**Problem requirements:** Look through the records and copy each line that has "Macrophages" in it.

------------------------------

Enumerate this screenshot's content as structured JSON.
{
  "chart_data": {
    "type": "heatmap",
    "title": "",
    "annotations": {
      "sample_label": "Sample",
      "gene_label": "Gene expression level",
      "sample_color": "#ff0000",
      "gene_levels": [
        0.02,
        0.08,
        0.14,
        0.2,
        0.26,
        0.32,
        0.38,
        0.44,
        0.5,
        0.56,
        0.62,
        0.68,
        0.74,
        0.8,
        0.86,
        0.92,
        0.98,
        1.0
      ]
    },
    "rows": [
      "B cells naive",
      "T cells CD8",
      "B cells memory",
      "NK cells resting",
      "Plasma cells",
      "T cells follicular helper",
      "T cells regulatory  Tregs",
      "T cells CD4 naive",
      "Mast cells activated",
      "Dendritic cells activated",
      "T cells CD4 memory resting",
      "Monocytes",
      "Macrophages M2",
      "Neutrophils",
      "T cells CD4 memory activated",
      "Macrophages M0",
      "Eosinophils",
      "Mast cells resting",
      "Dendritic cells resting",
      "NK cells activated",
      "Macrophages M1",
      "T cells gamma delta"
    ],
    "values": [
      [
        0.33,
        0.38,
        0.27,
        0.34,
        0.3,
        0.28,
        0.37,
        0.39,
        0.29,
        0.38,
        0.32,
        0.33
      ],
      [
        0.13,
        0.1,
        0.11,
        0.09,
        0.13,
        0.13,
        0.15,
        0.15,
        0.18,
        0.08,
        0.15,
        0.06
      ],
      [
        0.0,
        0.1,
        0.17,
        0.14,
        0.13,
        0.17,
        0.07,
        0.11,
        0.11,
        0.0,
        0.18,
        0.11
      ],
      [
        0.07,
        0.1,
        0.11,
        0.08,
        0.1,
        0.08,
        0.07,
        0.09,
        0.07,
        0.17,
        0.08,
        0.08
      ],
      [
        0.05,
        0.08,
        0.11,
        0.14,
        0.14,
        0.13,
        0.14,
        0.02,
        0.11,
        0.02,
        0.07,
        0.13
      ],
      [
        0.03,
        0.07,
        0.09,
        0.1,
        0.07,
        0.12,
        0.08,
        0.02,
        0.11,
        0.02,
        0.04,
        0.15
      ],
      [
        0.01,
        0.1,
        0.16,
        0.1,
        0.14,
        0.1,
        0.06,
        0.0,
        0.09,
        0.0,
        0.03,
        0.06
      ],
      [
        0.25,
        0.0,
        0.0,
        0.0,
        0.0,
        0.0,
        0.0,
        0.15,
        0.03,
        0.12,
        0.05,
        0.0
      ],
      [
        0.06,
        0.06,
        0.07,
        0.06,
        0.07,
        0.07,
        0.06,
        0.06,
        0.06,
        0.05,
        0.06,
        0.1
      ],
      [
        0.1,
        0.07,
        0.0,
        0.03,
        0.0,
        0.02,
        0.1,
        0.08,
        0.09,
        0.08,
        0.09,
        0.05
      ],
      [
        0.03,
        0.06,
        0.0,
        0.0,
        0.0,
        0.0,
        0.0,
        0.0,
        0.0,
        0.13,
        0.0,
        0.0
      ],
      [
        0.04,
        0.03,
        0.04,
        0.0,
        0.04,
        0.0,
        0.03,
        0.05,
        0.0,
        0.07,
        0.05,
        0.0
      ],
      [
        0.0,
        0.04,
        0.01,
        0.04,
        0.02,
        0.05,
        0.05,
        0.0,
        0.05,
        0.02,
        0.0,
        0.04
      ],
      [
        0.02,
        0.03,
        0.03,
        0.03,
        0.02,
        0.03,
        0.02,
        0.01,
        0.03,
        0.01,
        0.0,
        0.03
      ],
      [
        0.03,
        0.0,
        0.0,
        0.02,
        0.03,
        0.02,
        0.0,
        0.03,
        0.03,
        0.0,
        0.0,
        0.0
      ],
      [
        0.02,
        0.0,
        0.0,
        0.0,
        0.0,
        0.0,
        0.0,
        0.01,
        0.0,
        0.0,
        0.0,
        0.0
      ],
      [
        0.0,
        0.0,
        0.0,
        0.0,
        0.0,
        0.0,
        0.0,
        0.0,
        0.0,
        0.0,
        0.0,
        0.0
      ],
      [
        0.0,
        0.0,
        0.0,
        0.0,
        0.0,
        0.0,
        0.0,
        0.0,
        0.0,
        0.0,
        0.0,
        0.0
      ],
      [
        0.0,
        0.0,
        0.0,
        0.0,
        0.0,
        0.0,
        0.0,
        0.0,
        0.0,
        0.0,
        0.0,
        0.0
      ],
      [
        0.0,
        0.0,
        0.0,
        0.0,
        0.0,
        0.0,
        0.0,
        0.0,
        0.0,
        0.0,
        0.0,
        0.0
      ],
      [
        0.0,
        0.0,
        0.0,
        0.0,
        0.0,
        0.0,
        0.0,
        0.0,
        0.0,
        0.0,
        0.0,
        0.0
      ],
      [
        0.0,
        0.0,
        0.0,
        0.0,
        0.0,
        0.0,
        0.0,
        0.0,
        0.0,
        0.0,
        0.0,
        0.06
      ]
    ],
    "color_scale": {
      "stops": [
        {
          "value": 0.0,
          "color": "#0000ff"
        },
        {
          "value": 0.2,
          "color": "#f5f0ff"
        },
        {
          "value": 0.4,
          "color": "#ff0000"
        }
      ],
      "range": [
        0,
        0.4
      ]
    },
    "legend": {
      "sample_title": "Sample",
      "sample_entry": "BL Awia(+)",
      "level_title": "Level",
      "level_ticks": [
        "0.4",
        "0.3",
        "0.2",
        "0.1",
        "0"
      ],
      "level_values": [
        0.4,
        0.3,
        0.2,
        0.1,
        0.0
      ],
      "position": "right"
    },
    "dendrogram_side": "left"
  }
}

------------------------------

**Output for this task:**
      "Macrophages M2",
      "Macrophages M0",
      "Macrophages M1",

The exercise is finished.